**Written problem:** Examine the material below. Gather every line in which the string "Medical" appears.

(A block of data)

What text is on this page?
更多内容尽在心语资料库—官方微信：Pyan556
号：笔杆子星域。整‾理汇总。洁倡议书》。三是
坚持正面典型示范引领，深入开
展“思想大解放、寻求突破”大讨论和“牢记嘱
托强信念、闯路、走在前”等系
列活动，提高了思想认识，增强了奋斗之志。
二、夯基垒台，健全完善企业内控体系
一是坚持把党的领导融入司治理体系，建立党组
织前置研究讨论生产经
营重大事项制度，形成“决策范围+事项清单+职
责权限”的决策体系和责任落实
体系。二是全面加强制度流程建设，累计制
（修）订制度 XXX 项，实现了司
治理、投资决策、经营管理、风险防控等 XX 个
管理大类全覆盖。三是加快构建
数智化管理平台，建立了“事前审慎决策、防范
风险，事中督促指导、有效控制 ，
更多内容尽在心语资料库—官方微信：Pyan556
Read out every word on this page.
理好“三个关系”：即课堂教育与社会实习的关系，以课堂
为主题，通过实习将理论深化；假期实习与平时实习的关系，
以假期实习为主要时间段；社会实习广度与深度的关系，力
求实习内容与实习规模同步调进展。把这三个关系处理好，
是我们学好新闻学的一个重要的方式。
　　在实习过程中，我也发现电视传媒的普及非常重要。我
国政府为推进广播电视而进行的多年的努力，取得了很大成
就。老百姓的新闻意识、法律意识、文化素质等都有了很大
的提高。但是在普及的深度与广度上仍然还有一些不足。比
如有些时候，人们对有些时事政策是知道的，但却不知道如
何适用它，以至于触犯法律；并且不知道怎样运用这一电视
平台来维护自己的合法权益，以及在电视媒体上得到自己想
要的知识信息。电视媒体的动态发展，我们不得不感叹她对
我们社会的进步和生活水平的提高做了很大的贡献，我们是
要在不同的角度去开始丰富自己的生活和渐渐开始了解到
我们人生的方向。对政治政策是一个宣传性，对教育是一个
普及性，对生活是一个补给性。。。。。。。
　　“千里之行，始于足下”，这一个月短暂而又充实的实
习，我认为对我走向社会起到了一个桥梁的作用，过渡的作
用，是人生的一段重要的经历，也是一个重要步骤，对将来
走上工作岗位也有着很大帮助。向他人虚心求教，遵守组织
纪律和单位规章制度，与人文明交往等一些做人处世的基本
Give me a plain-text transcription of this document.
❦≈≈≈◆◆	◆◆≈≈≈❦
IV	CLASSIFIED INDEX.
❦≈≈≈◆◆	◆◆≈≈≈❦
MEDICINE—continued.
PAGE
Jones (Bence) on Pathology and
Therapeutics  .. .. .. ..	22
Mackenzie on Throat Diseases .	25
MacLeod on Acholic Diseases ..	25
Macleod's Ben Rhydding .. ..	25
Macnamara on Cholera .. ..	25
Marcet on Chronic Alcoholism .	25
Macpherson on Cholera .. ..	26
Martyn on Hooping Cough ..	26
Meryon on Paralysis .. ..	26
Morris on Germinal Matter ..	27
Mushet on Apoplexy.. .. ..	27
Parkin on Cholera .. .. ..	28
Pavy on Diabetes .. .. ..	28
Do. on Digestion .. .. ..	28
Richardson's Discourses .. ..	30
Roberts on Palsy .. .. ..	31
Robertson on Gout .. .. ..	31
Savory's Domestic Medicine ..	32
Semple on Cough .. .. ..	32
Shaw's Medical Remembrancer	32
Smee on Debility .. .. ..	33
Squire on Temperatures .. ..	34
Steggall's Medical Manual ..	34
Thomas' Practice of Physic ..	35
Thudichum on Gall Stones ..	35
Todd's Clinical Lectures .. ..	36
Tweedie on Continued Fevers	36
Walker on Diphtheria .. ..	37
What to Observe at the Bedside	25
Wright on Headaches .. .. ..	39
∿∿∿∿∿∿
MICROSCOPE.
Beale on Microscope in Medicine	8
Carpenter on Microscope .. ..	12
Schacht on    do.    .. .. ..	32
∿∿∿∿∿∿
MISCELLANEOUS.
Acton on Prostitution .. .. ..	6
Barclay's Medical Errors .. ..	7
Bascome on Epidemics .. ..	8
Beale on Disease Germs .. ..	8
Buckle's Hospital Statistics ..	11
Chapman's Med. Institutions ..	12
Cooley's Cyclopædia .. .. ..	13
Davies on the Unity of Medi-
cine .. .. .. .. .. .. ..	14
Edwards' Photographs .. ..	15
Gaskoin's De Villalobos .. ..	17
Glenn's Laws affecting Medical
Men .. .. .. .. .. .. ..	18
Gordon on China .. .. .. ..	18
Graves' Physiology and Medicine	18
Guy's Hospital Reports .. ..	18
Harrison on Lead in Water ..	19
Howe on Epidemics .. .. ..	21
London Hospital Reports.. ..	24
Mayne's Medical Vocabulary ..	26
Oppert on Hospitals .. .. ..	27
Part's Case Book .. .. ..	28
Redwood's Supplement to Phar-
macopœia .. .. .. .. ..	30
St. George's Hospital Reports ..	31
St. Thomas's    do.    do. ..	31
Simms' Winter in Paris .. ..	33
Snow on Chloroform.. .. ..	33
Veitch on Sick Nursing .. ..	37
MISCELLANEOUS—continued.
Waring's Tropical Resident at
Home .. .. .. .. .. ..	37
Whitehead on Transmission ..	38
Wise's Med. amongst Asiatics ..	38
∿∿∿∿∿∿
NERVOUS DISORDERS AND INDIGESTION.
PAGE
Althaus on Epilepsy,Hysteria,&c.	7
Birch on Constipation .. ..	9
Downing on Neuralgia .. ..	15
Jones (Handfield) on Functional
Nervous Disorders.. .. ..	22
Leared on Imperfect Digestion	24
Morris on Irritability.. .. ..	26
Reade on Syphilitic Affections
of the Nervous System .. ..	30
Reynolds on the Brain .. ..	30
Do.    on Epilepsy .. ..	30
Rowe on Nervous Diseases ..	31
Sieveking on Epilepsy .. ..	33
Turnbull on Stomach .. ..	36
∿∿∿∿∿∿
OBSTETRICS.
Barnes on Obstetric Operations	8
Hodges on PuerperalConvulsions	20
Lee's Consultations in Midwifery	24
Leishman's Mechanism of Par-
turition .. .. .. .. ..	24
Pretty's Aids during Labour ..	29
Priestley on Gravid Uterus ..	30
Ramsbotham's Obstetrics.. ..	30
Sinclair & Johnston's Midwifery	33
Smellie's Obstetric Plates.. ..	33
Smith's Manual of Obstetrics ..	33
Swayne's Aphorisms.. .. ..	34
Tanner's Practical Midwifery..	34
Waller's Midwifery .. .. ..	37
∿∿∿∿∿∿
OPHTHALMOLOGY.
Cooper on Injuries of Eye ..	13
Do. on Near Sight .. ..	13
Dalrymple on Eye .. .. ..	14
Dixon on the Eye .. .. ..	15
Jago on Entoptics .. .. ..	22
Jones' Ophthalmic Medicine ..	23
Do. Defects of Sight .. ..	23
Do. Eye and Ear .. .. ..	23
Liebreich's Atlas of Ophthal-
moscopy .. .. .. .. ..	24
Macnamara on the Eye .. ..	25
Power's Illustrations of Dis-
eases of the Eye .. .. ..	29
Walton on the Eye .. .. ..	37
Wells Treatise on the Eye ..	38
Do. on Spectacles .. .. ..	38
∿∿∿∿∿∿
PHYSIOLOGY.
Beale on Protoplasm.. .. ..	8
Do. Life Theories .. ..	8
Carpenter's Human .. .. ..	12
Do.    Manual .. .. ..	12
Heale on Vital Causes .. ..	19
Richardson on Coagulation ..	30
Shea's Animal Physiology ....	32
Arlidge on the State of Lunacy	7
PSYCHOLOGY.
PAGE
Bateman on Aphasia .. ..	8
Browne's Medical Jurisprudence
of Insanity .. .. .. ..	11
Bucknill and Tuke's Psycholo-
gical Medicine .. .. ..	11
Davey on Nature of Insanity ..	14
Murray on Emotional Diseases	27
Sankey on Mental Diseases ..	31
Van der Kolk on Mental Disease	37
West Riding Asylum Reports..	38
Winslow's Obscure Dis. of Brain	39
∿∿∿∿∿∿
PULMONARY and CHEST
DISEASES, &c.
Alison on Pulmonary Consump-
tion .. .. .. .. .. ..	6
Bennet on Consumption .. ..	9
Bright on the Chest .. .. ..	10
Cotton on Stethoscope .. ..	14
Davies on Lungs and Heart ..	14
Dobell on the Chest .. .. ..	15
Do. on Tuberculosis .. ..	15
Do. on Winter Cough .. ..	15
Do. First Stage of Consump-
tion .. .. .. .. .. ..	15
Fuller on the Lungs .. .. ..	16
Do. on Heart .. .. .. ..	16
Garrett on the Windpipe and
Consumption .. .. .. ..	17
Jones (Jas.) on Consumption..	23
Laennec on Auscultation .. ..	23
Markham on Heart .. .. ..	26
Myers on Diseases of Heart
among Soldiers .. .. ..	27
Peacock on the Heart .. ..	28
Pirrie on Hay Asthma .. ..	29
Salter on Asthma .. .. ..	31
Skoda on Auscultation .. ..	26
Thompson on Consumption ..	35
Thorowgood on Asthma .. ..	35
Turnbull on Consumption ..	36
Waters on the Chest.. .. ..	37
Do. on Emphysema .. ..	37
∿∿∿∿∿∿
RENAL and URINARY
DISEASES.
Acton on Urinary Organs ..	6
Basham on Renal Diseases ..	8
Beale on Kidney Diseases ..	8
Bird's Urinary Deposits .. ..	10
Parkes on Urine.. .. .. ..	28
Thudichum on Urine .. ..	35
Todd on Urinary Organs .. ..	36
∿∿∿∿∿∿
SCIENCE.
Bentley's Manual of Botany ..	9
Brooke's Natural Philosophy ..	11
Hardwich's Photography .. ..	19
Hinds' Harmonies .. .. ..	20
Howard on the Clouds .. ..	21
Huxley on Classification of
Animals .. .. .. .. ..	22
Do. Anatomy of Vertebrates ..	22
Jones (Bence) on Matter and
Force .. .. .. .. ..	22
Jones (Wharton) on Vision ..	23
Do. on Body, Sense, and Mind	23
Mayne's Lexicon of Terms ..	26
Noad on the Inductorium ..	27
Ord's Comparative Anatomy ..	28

**Written reply:**
Shaw's Medical Remembrancer	32
Steggall's Medical Manual ..	34
Barclay's Medical Errors .. ..	7
Glenn's Laws affecting Medical
Mayne's Medical Vocabulary ..	26
Browne's Medical Jurisprudence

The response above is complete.